[Items from a dataset]
☆ ☆ ☆

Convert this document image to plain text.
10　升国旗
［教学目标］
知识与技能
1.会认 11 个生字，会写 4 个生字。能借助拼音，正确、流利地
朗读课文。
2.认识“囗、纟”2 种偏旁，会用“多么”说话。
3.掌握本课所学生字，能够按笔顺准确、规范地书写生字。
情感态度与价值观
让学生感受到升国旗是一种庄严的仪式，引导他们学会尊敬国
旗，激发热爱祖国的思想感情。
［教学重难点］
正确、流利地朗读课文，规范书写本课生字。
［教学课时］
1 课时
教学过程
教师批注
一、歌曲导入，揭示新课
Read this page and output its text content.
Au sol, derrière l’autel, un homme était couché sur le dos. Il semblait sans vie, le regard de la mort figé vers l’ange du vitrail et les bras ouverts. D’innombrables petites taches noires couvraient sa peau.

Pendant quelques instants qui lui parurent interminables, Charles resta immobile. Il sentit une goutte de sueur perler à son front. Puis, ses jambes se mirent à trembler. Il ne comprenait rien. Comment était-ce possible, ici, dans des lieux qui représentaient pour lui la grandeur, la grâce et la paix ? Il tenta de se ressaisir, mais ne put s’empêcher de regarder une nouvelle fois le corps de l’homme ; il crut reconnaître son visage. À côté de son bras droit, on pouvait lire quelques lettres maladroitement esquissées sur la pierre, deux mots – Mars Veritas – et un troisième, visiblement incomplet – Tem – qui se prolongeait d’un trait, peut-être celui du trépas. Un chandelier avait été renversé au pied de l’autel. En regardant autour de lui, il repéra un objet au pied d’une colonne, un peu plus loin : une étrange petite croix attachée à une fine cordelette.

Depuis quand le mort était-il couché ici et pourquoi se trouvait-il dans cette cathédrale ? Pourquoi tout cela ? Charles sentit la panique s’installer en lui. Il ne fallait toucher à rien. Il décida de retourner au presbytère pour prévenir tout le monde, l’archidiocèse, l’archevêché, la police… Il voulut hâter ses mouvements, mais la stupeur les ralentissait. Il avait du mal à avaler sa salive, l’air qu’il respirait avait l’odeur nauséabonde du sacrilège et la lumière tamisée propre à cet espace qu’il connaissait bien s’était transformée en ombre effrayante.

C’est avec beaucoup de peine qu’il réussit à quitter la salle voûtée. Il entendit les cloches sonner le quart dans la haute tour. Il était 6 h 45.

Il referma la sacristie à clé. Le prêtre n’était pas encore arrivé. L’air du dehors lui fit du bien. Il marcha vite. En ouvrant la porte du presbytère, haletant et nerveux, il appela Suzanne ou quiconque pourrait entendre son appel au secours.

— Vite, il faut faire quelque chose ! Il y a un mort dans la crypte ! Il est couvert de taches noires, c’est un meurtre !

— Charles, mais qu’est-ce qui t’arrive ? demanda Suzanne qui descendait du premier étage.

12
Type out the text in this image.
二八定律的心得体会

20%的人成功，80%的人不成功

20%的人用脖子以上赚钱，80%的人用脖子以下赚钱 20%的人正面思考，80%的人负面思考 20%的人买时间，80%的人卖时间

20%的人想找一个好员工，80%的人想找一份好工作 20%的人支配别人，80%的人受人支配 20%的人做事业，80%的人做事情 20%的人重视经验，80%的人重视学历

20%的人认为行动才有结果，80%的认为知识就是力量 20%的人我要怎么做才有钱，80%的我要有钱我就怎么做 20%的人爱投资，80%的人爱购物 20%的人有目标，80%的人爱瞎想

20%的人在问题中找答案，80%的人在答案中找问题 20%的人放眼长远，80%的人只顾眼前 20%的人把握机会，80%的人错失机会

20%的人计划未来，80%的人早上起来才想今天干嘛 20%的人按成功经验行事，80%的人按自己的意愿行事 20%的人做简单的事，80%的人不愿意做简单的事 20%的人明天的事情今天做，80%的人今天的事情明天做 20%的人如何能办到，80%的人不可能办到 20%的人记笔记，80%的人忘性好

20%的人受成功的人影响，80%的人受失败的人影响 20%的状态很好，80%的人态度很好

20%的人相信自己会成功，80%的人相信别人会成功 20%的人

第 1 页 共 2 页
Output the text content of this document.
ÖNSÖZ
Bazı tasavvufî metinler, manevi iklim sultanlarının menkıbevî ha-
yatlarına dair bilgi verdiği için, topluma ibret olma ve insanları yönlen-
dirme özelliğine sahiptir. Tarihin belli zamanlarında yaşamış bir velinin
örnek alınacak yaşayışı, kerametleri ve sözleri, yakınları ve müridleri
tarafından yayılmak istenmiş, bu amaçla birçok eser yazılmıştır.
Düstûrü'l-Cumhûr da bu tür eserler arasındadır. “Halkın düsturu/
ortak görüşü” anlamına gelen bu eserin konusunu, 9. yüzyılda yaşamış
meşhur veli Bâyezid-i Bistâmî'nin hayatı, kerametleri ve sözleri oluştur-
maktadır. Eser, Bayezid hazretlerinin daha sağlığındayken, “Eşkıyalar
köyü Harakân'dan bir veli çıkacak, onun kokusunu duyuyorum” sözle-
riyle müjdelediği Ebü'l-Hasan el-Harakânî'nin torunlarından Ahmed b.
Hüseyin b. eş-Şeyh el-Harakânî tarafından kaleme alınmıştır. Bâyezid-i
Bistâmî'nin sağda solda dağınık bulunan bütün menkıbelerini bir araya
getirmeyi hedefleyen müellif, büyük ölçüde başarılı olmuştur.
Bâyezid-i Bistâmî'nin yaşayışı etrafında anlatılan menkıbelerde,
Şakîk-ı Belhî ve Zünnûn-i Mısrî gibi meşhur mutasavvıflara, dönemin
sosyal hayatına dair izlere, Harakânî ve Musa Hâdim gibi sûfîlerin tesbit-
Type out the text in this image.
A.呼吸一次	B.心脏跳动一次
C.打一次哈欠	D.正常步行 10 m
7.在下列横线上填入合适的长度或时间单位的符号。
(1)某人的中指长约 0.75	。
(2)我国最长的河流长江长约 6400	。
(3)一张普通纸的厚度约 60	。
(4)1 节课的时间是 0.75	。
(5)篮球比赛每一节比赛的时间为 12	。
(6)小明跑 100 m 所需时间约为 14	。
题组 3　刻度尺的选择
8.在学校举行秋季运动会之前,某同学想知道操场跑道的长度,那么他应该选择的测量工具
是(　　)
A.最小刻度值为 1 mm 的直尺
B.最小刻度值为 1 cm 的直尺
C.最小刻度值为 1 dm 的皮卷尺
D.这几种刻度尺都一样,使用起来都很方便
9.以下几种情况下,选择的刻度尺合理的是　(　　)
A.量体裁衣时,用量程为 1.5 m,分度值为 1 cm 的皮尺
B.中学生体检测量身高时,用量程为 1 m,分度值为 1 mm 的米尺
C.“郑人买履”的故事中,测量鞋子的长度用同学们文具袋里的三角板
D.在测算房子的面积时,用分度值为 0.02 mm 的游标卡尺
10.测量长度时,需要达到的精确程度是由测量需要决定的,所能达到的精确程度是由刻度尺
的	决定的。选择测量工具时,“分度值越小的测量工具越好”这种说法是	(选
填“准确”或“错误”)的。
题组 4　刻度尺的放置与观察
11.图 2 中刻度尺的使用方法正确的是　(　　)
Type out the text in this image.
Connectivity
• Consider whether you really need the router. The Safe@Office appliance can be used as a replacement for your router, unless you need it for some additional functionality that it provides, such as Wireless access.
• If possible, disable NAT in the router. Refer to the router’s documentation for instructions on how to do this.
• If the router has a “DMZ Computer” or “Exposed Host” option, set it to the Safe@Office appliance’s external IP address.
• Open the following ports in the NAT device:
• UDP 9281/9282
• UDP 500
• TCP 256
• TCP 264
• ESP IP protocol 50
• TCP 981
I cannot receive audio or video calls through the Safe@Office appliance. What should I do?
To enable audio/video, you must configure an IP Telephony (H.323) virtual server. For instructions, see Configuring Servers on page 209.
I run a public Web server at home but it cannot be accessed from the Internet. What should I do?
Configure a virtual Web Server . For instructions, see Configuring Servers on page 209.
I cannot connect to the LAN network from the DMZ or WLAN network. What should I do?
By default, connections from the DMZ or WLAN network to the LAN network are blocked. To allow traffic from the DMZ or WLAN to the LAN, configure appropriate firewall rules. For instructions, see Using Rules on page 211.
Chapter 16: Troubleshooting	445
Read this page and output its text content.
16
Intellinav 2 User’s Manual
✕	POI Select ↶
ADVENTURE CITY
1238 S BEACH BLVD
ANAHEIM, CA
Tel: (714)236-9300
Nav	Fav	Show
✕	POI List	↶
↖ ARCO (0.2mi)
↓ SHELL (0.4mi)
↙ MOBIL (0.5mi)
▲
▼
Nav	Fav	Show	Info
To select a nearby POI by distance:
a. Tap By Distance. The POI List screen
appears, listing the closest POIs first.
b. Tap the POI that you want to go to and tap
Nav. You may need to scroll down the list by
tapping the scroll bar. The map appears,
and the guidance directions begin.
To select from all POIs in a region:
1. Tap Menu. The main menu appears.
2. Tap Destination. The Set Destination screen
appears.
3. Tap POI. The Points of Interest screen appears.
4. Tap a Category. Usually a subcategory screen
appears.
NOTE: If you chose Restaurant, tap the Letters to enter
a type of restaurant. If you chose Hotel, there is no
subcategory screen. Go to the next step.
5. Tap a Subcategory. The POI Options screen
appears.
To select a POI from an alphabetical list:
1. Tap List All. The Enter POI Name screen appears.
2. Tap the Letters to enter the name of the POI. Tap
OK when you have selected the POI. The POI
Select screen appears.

☆ ☆ ☆

Written problem | From the listing, tally every line with the word "instructions" in it and give only the tally.

Correct response | 4